> [Stated goal]
Lines containing the string "officiis" are to be collected in full.

> [Extracted records]
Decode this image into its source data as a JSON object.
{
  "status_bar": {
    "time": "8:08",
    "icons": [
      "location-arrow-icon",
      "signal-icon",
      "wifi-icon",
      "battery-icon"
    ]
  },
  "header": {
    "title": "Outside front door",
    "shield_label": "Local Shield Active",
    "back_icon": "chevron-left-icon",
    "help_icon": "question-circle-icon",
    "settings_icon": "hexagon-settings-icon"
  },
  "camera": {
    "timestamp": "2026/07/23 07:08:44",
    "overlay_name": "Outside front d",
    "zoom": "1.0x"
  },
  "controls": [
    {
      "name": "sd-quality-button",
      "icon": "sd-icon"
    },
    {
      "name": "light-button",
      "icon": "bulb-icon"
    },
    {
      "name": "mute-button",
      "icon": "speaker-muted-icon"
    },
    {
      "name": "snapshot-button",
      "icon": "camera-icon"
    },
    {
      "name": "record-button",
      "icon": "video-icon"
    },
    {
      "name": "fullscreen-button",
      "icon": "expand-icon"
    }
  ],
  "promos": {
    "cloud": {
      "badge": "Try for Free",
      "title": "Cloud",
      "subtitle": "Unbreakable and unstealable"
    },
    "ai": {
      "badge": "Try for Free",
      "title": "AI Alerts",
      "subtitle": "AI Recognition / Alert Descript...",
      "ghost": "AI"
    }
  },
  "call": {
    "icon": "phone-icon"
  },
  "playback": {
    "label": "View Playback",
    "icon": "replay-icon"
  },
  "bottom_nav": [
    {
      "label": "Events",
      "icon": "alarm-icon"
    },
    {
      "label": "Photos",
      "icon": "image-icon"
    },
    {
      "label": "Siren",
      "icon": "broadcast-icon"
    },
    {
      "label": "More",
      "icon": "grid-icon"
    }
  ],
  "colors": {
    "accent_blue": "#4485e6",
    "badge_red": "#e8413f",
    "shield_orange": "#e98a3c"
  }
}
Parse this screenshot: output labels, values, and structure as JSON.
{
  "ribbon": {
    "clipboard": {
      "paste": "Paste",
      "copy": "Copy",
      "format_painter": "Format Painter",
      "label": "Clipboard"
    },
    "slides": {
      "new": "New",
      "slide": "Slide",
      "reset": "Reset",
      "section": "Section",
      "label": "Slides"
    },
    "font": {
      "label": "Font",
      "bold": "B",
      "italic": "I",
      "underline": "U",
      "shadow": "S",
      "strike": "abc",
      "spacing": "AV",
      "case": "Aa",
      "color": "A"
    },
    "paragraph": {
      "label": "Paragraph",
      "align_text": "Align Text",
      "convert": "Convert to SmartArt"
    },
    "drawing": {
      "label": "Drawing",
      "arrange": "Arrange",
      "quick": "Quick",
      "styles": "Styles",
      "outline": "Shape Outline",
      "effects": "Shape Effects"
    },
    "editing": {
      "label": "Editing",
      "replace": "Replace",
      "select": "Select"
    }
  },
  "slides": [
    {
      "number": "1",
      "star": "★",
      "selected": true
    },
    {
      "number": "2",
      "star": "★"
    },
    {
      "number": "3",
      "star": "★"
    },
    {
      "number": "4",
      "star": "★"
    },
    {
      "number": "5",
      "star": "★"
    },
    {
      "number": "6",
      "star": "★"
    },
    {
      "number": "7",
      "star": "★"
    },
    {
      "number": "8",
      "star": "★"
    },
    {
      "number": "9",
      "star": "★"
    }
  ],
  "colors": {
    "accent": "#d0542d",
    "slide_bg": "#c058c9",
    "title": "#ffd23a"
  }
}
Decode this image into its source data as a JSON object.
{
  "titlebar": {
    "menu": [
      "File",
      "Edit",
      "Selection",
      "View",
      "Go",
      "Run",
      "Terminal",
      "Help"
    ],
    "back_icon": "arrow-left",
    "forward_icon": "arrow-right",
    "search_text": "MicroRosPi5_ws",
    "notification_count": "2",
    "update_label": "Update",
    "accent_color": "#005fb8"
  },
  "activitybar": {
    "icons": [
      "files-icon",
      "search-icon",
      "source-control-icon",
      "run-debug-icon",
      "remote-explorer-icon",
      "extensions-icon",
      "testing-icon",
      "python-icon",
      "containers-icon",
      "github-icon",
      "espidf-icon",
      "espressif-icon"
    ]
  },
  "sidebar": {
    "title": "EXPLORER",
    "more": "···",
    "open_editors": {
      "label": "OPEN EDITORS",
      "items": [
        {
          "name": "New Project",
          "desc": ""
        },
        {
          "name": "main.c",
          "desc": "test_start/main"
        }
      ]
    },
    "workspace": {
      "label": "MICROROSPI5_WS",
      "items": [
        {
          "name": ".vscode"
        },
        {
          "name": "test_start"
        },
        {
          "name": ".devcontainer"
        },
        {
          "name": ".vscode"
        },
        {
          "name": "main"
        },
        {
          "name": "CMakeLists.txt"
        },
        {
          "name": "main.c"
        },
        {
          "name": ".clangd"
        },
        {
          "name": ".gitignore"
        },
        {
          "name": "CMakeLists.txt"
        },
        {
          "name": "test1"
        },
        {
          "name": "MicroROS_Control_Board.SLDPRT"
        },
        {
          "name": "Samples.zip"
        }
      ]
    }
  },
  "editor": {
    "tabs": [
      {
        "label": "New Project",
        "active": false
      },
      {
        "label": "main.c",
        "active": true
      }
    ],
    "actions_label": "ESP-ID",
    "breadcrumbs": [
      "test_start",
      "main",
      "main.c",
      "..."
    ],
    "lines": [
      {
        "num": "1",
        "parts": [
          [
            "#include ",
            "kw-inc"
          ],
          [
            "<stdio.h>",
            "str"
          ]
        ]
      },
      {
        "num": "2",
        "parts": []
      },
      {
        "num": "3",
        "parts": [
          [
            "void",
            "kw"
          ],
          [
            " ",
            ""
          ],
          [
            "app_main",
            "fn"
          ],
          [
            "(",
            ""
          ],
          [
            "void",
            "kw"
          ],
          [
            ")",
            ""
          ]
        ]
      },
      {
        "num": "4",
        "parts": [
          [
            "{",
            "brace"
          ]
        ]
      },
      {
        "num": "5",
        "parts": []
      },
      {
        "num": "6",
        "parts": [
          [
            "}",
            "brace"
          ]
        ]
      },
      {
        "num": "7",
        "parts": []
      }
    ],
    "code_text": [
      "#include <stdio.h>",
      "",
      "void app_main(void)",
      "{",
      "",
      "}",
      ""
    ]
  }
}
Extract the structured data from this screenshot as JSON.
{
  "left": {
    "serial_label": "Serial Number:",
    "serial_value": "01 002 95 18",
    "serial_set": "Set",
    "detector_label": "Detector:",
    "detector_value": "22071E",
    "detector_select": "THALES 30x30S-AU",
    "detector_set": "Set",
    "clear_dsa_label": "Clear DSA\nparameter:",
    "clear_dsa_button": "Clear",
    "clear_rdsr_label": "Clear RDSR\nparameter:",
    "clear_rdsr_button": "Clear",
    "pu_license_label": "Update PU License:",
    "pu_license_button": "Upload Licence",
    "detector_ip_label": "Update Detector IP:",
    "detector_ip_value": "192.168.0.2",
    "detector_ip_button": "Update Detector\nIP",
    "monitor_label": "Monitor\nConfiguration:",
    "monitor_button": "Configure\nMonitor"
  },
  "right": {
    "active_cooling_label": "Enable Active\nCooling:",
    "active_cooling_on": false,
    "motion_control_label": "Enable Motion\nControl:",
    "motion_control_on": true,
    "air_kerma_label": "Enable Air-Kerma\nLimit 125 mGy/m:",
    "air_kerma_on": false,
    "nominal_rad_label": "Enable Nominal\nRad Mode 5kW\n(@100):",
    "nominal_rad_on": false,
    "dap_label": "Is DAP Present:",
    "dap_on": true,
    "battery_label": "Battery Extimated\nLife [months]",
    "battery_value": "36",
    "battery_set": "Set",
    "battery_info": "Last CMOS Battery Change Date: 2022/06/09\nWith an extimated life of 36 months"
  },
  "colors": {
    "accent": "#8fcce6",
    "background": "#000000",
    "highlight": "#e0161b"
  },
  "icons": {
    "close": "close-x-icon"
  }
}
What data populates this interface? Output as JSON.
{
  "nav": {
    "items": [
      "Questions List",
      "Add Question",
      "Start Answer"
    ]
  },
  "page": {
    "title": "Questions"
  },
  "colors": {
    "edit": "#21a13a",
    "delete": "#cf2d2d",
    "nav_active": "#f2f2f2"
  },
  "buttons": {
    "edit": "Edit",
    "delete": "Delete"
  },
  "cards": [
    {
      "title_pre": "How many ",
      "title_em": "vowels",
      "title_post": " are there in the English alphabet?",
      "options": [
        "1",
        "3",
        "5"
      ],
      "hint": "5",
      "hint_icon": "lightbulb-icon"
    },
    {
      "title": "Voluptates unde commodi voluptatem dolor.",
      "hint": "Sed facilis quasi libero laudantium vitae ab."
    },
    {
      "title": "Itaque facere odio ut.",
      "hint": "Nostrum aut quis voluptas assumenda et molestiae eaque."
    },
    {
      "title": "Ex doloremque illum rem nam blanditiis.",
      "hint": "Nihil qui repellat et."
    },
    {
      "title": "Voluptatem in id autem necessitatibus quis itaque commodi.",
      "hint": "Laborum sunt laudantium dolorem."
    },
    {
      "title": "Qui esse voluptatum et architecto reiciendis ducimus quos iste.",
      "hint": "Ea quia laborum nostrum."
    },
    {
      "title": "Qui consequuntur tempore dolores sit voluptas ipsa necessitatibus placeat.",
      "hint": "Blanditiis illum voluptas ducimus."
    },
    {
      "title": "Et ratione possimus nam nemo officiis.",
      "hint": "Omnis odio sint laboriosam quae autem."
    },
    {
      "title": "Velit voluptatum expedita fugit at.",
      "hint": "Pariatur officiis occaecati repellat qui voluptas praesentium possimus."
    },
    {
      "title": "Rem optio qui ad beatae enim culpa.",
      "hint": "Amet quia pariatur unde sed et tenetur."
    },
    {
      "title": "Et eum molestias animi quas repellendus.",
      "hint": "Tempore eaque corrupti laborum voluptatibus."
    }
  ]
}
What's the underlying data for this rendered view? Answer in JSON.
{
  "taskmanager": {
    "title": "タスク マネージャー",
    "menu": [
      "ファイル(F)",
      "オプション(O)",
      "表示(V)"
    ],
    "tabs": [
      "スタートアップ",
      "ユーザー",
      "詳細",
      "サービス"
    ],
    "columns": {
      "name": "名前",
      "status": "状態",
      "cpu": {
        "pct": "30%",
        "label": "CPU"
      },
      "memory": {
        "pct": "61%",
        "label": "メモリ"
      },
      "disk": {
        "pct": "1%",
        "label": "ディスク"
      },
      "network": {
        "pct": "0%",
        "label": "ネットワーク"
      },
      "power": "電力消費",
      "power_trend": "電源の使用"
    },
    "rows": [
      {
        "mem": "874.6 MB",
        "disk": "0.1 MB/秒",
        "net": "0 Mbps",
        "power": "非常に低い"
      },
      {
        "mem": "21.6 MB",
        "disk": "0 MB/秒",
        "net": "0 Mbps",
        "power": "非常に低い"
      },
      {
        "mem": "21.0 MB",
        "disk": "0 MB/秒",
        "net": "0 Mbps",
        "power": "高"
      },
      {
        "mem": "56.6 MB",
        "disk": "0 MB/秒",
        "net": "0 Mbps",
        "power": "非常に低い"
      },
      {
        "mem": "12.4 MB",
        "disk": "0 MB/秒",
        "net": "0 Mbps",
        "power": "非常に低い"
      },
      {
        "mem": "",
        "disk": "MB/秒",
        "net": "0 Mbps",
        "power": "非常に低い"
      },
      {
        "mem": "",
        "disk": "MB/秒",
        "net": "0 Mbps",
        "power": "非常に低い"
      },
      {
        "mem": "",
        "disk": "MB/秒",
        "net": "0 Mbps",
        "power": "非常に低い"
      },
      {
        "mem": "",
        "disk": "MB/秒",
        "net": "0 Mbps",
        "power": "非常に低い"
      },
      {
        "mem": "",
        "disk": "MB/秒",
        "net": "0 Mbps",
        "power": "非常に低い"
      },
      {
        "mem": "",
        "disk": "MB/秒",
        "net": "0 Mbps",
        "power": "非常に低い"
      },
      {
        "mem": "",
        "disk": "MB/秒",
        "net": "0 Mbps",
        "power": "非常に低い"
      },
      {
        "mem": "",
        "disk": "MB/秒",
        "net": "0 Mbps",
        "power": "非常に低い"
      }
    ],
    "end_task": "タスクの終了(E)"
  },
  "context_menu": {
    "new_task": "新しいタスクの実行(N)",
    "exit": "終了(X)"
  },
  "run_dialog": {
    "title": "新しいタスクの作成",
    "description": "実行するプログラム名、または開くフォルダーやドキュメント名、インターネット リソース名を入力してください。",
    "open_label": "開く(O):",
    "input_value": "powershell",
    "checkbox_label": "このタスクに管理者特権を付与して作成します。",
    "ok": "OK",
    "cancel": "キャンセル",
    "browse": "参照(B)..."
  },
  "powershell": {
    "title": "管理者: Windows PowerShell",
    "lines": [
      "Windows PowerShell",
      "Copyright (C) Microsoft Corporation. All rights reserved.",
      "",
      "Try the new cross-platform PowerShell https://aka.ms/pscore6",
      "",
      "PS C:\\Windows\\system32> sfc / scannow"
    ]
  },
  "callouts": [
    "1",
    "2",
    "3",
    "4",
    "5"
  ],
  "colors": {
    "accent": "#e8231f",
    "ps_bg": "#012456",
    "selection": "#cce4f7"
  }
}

> [Result of this exercise]
      "title": "Et ratione possimus nam nemo officiis.",
      "hint": "Pariatur officiis occaecati repellat qui voluptas praesentium possimus."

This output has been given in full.